> **Work to be completed**
Extend the blog text on software development, picking up right after its final sentence.

> **Supplied passage**
········

Apps don’t generally decide how much memory they’ll use – that’s left up to the system to allocate as much as is appropriate, usually a lot.

The same should apply to parallelism commands: If the Parallel Extensions are referenced, give the running code all the power you’ve got - unless instructed otherwise. It should be seamless and almost invisible.

To borrow a joke from Jerry Seinfeld,

"Give my app the maximum allowable computing power."

"Figure out what will make it run too fast and then back it off a little bit."

Ken

On Being Blow Away by Technology

While watching Scott Guthrie, Scott Hanselman, and Brian Goldfarb demonstrate Silverlight 4, I had a range of reactions:

  • Wow! I’ve got to play with this stuff!
  • I’m feeling overwhelmed by the avalanche of technology
  • How will I find the time to do billable work and stay current with this great stuff?
  • Maybe I can convince my client to switch the app in development from ASP.NET 3.5 to Silverlight 4?

It’s all so exciting, unnerving, and, in a certain way, upsetting to be so blown away by technology.

Ken

New Machine? Nope, Just a Defrag

I run Windows Server 2008 Enterprise on my quad core development workstation to take advantage of the OS’ Hyper-V support. (More info on setting this up at http://www.win2008workstation.com/)

Anyway, Derek at Diskeeper corporation sent along an MVP freebie preview of Diskeeper 2010 so I thought I’d run a defrag overnight. This morning, it feels like I have a new machine! I know this sounds like a commercial, but I hadn’t realized how badly my system’s performance had been deteriorating over the last few months since I repaved the drive. I won’t go into all the marketing terms surrounding this technology. Suffice to say that this product really worked for me.

Derek also sent along a copy of Diskeeper’s performance optimizer for virtual environments. I’ll report back once I give it a whirl.

BTW, I sure wish Microsoft would get on the ball and offer a workstation SKU of Windows Server 2008 R2 for developers. Right now, there are messy technical and licensing issues when you want to install consumer products on what is (technically) a server OS.  Selling a relabelled version of Windows Server 2008 R2 as “Windows 7 Hyper-V Developer Workstation Edition” would solve most of them.

Ken

It Works On My Virtual Machine - So Ship My VHD!

With advances in virtualization technology, it seems like the old quip, “It works on my machine - so let’s ship my machine!” is becoming reality.

········

[Document structure recognition data]
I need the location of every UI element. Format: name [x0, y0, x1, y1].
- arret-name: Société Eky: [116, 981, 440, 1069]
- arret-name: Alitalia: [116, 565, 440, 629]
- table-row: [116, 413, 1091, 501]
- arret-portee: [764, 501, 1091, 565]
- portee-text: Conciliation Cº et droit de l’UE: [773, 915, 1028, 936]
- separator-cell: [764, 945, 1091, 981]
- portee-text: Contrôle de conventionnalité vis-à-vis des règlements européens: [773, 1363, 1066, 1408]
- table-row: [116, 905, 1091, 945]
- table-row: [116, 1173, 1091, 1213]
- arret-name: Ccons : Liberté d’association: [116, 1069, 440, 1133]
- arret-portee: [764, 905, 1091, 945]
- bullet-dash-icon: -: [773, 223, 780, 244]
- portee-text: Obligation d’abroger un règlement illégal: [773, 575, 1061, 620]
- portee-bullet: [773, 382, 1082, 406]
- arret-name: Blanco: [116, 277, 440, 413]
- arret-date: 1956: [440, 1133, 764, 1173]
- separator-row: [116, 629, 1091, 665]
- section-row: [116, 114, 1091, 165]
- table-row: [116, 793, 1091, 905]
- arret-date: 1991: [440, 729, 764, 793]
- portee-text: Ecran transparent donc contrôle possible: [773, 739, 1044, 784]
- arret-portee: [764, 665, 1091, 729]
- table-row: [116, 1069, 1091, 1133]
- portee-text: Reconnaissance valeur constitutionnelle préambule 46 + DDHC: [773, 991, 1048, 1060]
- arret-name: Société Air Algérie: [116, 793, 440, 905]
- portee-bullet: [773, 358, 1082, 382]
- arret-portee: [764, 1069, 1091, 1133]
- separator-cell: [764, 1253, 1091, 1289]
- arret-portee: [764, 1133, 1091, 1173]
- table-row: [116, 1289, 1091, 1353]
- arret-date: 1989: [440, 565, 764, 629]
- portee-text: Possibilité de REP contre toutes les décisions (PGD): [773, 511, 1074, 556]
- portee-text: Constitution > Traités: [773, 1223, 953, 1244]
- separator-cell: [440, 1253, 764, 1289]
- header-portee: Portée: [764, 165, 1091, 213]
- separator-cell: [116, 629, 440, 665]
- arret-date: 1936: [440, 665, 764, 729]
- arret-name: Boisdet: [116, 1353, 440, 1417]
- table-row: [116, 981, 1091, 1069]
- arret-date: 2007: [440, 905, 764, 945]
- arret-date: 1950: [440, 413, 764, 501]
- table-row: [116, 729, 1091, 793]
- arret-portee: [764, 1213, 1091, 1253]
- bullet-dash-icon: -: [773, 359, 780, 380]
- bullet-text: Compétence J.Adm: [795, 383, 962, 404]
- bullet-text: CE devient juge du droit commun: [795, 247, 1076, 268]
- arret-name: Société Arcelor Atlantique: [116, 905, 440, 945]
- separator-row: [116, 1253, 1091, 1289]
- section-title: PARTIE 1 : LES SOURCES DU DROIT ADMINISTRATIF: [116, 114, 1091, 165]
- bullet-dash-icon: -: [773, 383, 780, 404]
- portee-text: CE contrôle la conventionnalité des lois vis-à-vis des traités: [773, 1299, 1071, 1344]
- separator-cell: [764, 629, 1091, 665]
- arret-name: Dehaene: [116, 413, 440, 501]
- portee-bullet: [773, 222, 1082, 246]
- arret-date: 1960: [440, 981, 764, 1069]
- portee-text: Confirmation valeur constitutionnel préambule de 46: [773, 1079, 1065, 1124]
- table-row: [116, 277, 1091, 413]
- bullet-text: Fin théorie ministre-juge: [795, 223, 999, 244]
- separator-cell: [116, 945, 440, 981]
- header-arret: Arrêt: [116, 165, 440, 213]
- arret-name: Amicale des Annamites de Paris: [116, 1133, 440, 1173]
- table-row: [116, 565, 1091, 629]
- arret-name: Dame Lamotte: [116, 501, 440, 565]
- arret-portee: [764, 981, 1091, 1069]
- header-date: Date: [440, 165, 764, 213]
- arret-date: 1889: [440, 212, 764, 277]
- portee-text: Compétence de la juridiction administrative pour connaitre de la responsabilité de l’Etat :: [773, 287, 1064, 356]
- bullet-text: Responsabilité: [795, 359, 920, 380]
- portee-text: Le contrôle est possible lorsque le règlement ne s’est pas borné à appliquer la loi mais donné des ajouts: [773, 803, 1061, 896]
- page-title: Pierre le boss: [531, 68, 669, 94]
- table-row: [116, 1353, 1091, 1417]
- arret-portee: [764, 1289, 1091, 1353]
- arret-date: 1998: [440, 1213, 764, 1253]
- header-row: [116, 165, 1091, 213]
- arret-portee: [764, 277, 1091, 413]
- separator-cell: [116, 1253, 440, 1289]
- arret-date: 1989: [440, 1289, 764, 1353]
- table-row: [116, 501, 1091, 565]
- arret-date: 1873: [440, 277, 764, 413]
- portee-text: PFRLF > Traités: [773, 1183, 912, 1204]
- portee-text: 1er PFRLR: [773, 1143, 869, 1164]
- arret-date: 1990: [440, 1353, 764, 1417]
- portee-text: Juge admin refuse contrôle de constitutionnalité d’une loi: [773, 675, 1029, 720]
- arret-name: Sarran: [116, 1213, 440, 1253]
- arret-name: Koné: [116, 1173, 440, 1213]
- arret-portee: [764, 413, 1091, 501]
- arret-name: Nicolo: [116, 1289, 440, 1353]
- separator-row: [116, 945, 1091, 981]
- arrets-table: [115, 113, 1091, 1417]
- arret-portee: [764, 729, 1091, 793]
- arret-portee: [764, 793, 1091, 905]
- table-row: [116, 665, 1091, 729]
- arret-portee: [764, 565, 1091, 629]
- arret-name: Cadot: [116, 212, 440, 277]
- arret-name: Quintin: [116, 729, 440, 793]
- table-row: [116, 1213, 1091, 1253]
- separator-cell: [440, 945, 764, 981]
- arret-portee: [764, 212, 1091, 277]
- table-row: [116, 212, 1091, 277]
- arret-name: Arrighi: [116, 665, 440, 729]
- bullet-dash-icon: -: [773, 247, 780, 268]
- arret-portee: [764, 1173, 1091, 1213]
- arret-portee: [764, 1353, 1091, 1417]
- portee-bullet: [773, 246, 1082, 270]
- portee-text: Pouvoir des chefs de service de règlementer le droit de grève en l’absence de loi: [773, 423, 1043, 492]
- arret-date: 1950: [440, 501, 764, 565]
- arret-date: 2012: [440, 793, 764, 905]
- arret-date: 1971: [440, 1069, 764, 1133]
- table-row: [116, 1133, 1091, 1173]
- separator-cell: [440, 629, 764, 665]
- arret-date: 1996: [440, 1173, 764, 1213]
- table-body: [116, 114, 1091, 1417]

········

> **Written response**
In the old days, people would configure a physical box in their shop and send it out to the client or host to plug and play. With virtualization, you could configure a virtual machine – even a development machine – and upload the virtual hard drive to a data center.

Taking it further, the folks running Azure could run multiple copies of the identical VHD when it's time to scale out. Maybe this is something they’ll announce at PDC 2009?

Our Windows 7 Launch Party’s Over

The Windows 7 launch celebration went well at our place. I installed the “Windows 7 Signature Edition” on an older (Win 95 era) Dell machine and discovered that the new OS ran quite well. Even more surprising, Dell’s audio and video drivers for Windows 2000 worked great.

Because I set English (Canada) as the system language, we got the Canada background themes. I used the HD TV as a monitor and had the beautiful backgrounds rotating throughout. Does anyone know how to find the location those pictures were taken? Some are in the Rockies, but from which pass?

A couple guests put together the Windows 7 Party Pack puzzle  - with able assistance from my great-nephew Noah, as shown in the following picture.

Noah completes the Windows 7 Party pack puzzle

Even the dogs (Goldie and Riley) had a good time at the party. Here’s my dog Goldie getting an ear scratch from our neighbour.

goldiescratched

My wife bought the balloons and wrote “Windows 7” on them – strangely, the Party Pack didn’t include balloons.

The guests left our afternoon tea party with Windows 7 bags. Brenda won the deck of playing cards.

All-in-all a successful launch party!